▸ **本文ブロック**
◆ ◆ ◆
9月16日(木)のゲストは渡邉康太郎(Takram/コンテクストデザイナー)
次回のテーマは「新コモンズ入門:人類の共有地をめぐるビブリオトーク」。『WIRED』日本版VOL.42「NEW COMMONS コモンズと合意形成の未来」の発売日にデザイン・イノベーション・ファームTakramの渡邉康太郎をゲストに迎え、「ニューコモンズ」をさらに深く読み解くための推薦図書を挙げてビブリオトークを繰り広げる。詳細はこちら。
デジタル時代の最大の失敗は、自然からかけ離れてしまったことだ。マイクロチップには概日リズムがないし、コンピューターは呼吸をせず、ネットワークには肉体がない。地球上の生物にとって、これは存在にかかわるリスクになるかもしれない。頭を使って考える時間や経済活動を自然に反したオンラインの世界に押し込んでしまうのか、それとも自然に根差した方法で改めてデジタルを構築し直すのか。わたしたちは決断する必要があるのではないだろうか。
自然にはじつに多くの参加者がいる。自然の奏でる音は、人間だけがつくる音ではない。わたしたちはこの地球を人間以外の800万もの種と分かち合っているが、それらの種が世界の中でどんな動きをしているのか、ほとんど考えていない。野生動物や木などの種には、オンラインで人間に自分たちの存在を知らせたり、希望を伝えたりする術はない。人間にとって、これらの種の多くはその体の一部を加工して生まれる価値こそがすべてだ。食べられないものは忘れ去られ、おそらく思い出されることもない。だから、科学が記録している生物はわずか200万種に過ぎない。
人間以外の生物にとって、今後10年間は有史時代のなかで最も絶滅の進む期間となるだろう。同時に、最も再生の進む期間になるかもしれない。人間以外の生物はまもなく、世界で「自らの存在を代替する手段」をもつようになる可能性がある。わたしが提案するのは異種間通貨(インタースピーシーズ・マネー)をつくることだ。
といっても、柴犬のミームをモチーフとし、(現時点で)総額640億ドルの暗号通貨となったドージコインのことではない。人間以外の種が他の何者でもない存在として世界に生きていることを理由に、数千憶ドルを保有することができるデジタル通貨のことだ。人間以外の種は、自分たちの生活を改善するためにこのデジタル通貨を利用し、投資することが可能になる。そして、それらの種が求めるサーヴィス──認知、安全、成長の余地、栄養、あるいは獣医による世話──は熱帯地方の貧しいコミュニティから提供されることが多いため、人間の生活もまた改善されることになる。
◆ ◆ ◆
▸ **提供情報**
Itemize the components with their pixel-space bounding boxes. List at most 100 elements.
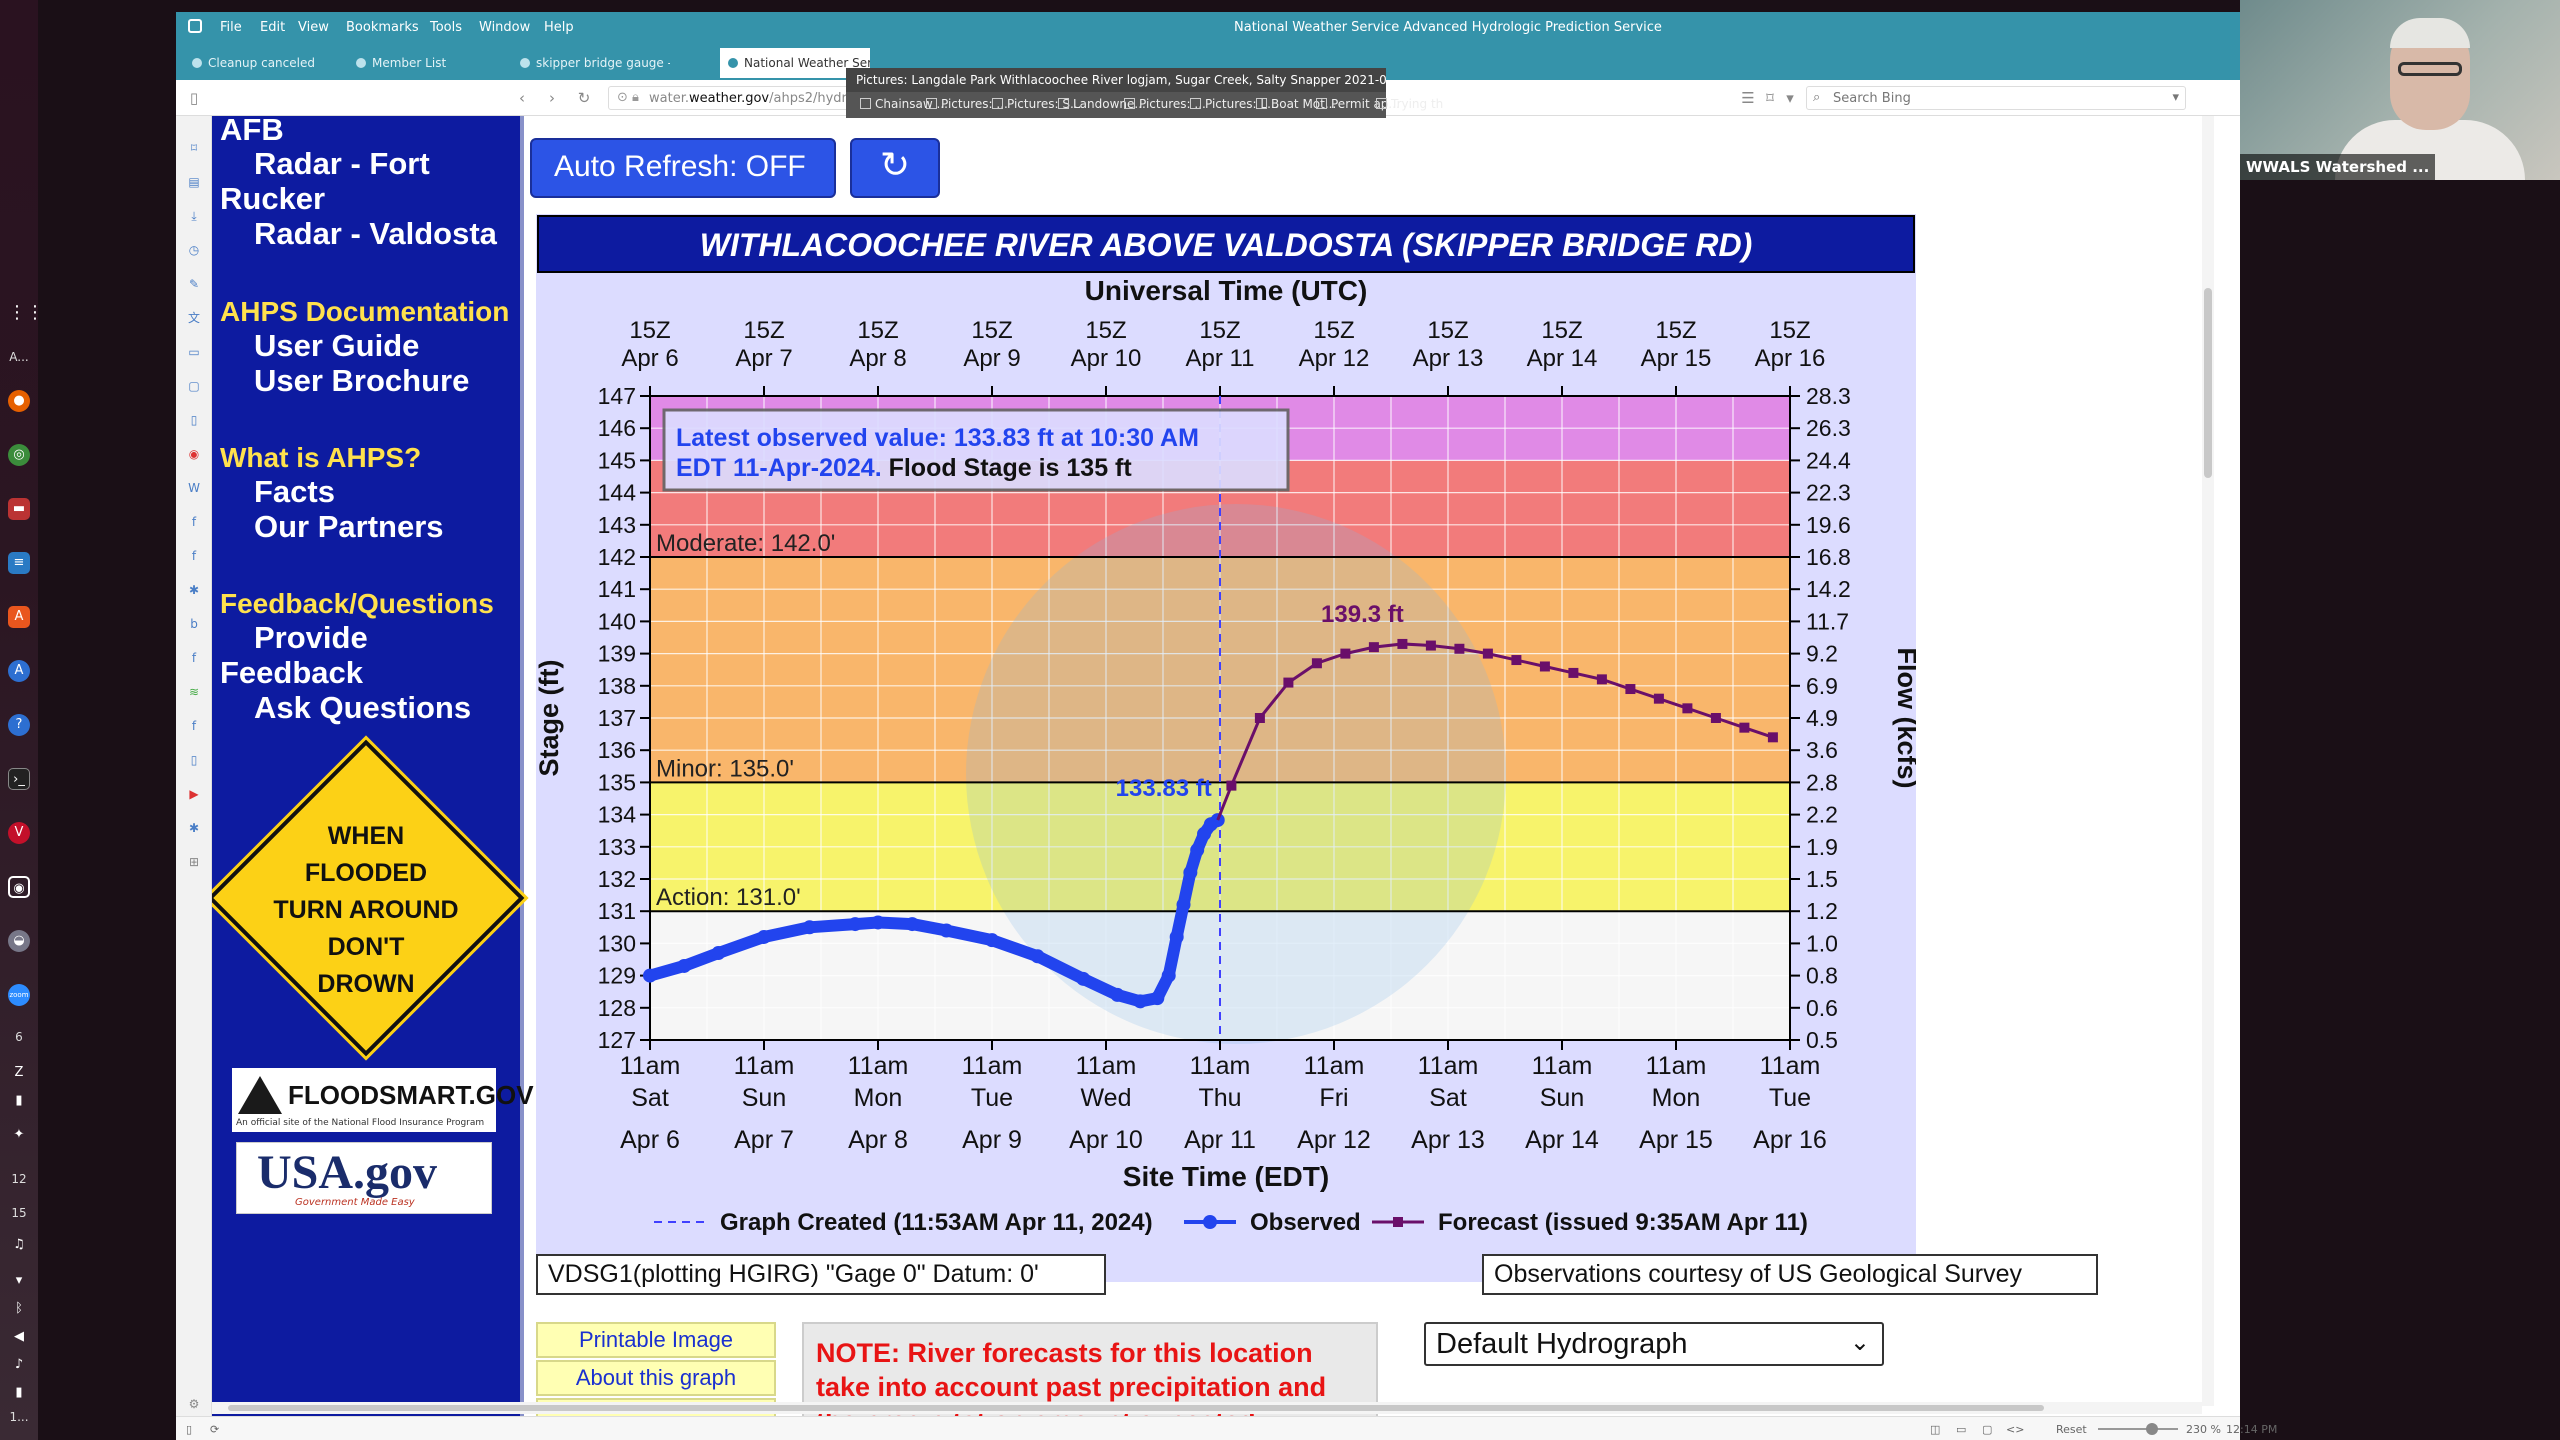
◆ ◆ ◆
▸ **作業内容**
- 1) 異種間通貨についての文章を読み、次の問いにそれぞれ答えよ。
(a) 人間がこの地球を分かち合っている人間以外の種は、いくつあるとされているか。
(b) 科学が記録している生物は何種か。
(c) ドージコインは、現時点で総額いくらの暗号通貨になったと書かれているか。
- 2) 異種間通貨についての文章を、最後の文に続く形で書き継げ。

▸ **各問の解答**
- 1)
(a) 800万種である。
(b) わずか200万種である。
(c) 総額640億ドルである。

- 2)
通貨は、種の違いを超える必要がある。「それなら、知ってるよ。キング・ジュリアン[編註:映画『マダガスカル』のキャラクターのキツネザル]はクレジットカードを持っているし、花の手榴弾[編註:手榴弾型の陶器に土と花の種が入った商品。投げ込んだ先で容器が破裂し芽吹いて花を咲かせる]は生命をつくり出す商品だ」という声が聞こえてきそうだが、ちょっとわたしの話を聞いてほしい。
一部の経済理論家が指摘するように通貨が記憶の一形態であるのなら、人間以外の種は通貨を提供したことがないため、市場経済から見えない存在であることは明らかだ。さまざまな種を存続させるため、一般に人間と直接競合するような場合は、こうした種に経済的な優位性を与える必要がある。ランの花やバオバブの木、ジュゴンやオラウータン、それに将来のある時点では菌糸ネットワークをつくる菌根菌など、これらすべてが通貨を保有するべきなのだ。
生物のデジタルツイン
現在、異種間通貨の構築を始めるためのテクノロジーは整っている。わたしが思うに、(大地の神ガイアかどうかは別にして)生命体は時として、最も必要とするまさにその瞬間に、複雑な命を守るために必要なツールを生み出しているように見える。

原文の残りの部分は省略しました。